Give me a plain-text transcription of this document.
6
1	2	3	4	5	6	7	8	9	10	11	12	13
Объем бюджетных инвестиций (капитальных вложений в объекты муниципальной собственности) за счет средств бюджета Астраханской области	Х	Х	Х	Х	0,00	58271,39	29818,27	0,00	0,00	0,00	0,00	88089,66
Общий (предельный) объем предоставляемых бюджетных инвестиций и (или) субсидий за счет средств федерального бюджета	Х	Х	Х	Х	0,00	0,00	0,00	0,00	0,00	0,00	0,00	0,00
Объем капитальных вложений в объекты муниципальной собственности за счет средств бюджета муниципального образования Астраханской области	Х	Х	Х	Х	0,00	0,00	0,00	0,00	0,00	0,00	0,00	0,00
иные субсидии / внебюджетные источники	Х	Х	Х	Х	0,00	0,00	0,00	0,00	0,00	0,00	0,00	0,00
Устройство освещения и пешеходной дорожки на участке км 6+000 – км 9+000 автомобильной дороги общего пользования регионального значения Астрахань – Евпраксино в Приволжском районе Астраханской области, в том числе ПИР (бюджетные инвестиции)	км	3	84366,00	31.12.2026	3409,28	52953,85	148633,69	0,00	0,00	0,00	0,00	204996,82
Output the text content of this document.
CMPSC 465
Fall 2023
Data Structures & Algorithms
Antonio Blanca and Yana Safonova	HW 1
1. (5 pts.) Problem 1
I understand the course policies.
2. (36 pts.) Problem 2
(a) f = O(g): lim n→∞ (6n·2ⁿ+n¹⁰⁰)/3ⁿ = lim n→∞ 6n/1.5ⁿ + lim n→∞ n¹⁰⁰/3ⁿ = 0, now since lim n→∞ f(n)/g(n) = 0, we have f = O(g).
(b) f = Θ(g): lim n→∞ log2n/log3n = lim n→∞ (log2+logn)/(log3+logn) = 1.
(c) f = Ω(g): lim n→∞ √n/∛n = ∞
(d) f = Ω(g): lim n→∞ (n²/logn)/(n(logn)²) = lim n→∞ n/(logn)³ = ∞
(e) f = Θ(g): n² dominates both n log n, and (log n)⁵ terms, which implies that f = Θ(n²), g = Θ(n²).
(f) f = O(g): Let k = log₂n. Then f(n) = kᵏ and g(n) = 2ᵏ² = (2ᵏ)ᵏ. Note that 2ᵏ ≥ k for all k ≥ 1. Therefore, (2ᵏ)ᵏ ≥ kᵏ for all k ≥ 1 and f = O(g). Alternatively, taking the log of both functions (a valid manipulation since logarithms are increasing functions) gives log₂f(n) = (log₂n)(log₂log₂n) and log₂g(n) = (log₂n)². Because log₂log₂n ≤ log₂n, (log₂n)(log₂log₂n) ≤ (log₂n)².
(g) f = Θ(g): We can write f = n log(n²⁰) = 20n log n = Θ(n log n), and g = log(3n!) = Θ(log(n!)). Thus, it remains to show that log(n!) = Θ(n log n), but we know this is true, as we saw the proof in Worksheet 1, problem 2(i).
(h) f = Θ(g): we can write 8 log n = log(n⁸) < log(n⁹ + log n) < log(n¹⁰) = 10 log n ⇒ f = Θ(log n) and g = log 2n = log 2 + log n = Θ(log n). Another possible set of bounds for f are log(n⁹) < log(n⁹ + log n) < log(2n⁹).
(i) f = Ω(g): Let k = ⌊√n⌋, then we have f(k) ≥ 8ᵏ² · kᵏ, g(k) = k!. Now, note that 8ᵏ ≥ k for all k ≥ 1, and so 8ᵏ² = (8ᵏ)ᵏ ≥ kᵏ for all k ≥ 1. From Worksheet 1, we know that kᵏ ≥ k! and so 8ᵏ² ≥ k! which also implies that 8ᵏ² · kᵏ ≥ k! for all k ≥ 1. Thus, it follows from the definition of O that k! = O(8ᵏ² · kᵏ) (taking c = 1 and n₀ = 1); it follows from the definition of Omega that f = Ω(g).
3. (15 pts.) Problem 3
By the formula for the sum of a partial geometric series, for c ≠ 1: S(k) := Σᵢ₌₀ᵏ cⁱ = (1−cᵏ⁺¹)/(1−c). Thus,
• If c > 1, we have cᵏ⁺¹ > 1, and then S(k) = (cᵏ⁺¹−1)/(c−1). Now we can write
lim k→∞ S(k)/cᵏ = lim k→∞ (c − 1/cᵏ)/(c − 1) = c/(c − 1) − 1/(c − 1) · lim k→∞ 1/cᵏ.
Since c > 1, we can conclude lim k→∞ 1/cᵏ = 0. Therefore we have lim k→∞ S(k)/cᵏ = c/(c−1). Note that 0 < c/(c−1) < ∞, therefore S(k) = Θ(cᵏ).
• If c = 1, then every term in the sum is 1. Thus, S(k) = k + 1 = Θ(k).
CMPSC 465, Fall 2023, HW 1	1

++++

§ Task instructions: Retype the records above exactly.

§ Output of the task:
Give me a plain-text transcription of this document.
6
1	2	3	4	5	6	7	8	9	10	11	12	13
Объем бюджетных инвестиций (капитальных вложений в объекты муниципальной собственности) за счет средств бюджета Астраханской области	Х	Х	Х	Х	0,00	58271,39	29818,27	0,00	0,00	0,00	0,00	88089,66
Общий (предельный) объем предоставляемых бюджетных инвестиций и (или) субсидий за счет средств федерального бюджета	Х	Х	Х	Х	0,00	0,00	0,00	0,00	0,00	0,00	0,00	0,00
Объем капитальных вложений в объекты муниципальной собственности за счет средств бюджета муниципального образования Астраханской области	Х	Х	Х	Х	0,00	0,00	0,00	0,00	0,00	0,00	0,00	0,00
иные субсидии / внебюджетные источники	Х	Х	Х	Х	0,00	0,00	0,00	0,00	0,00	0,00	0,00	0,00
Устройство освещения и пешеходной дорожки на участке км 6+000 – км 9+000 автомобильной дороги общего пользования регионального значения Астрахань – Евпраксино в Приволжском районе Астраханской области, в том числе ПИР (бюджетные инвестиции)	км	3	84366,00	31.12.2026	3409,28	52953,85	148633,69	0,00	0,00	0,00	0,00	204996,82
Output the text content of this document.
CMPSC 465
Fall 2023
Data Structures & Algorithms
Antonio Blanca and Yana Safonova	HW 1
1. (5 pts.) Problem 1
I understand the course policies.
2. (36 pts.) Problem 2
(a) f = O(g): lim n→∞ (6n·2ⁿ+n¹⁰⁰)/3ⁿ = lim n→∞ 6n/1.5ⁿ + lim n→∞ n¹⁰⁰/3ⁿ = 0, now since lim n→∞ f(n)/g(n) = 0, we have f = O(g).
(b) f = Θ(g): lim n→∞ log2n/log3n = lim n→∞ (log2+logn)/(log3+logn) = 1.
(c) f = Ω(g): lim n→∞ √n/∛n = ∞
(d) f = Ω(g): lim n→∞ (n²/logn)/(n(logn)²) = lim n→∞ n/(logn)³ = ∞
(e) f = Θ(g): n² dominates both n log n, and (log n)⁵ terms, which implies that f = Θ(n²), g = Θ(n²).
(f) f = O(g): Let k = log₂n. Then f(n) = kᵏ and g(n) = 2ᵏ² = (2ᵏ)ᵏ. Note that 2ᵏ ≥ k for all k ≥ 1. Therefore, (2ᵏ)ᵏ ≥ kᵏ for all k ≥ 1 and f = O(g). Alternatively, taking the log of both functions (a valid manipulation since logarithms are increasing functions) gives log₂f(n) = (log₂n)(log₂log₂n) and log₂g(n) = (log₂n)². Because log₂log₂n ≤ log₂n, (log₂n)(log₂log₂n) ≤ (log₂n)².
(g) f = Θ(g): We can write f = n log(n²⁰) = 20n log n = Θ(n log n), and g = log(3n!) = Θ(log(n!)). Thus, it remains to show that log(n!) = Θ(n log n), but we know this is true, as we saw the proof in Worksheet 1, problem 2(i).
(h) f = Θ(g): we can write 8 log n = log(n⁸) < log(n⁹ + log n) < log(n¹⁰) = 10 log n ⇒ f = Θ(log n) and g = log 2n = log 2 + log n = Θ(log n). Another possible set of bounds for f are log(n⁹) < log(n⁹ + log n) < log(2n⁹).
(i) f = Ω(g): Let k = ⌊√n⌋, then we have f(k) ≥ 8ᵏ² · kᵏ, g(k) = k!. Now, note that 8ᵏ ≥ k for all k ≥ 1, and so 8ᵏ² = (8ᵏ)ᵏ ≥ kᵏ for all k ≥ 1. From Worksheet 1, we know that kᵏ ≥ k! and so 8ᵏ² ≥ k! which also implies that 8ᵏ² · kᵏ ≥ k! for all k ≥ 1. Thus, it follows from the definition of O that k! = O(8ᵏ² · kᵏ) (taking c = 1 and n₀ = 1); it follows from the definition of Omega that f = Ω(g).
3. (15 pts.) Problem 3
By the formula for the sum of a partial geometric series, for c ≠ 1: S(k) := Σᵢ₌₀ᵏ cⁱ = (1−cᵏ⁺¹)/(1−c). Thus,
• If c > 1, we have cᵏ⁺¹ > 1, and then S(k) = (cᵏ⁺¹−1)/(c−1). Now we can write
lim k→∞ S(k)/cᵏ = lim k→∞ (c − 1/cᵏ)/(c − 1) = c/(c − 1) − 1/(c − 1) · lim k→∞ 1/cᵏ.
Since c > 1, we can conclude lim k→∞ 1/cᵏ = 0. Therefore we have lim k→∞ S(k)/cᵏ = c/(c−1). Note that 0 < c/(c−1) < ∞, therefore S(k) = Θ(cᵏ).
• If c = 1, then every term in the sum is 1. Thus, S(k) = k + 1 = Θ(k).
CMPSC 465, Fall 2023, HW 1	1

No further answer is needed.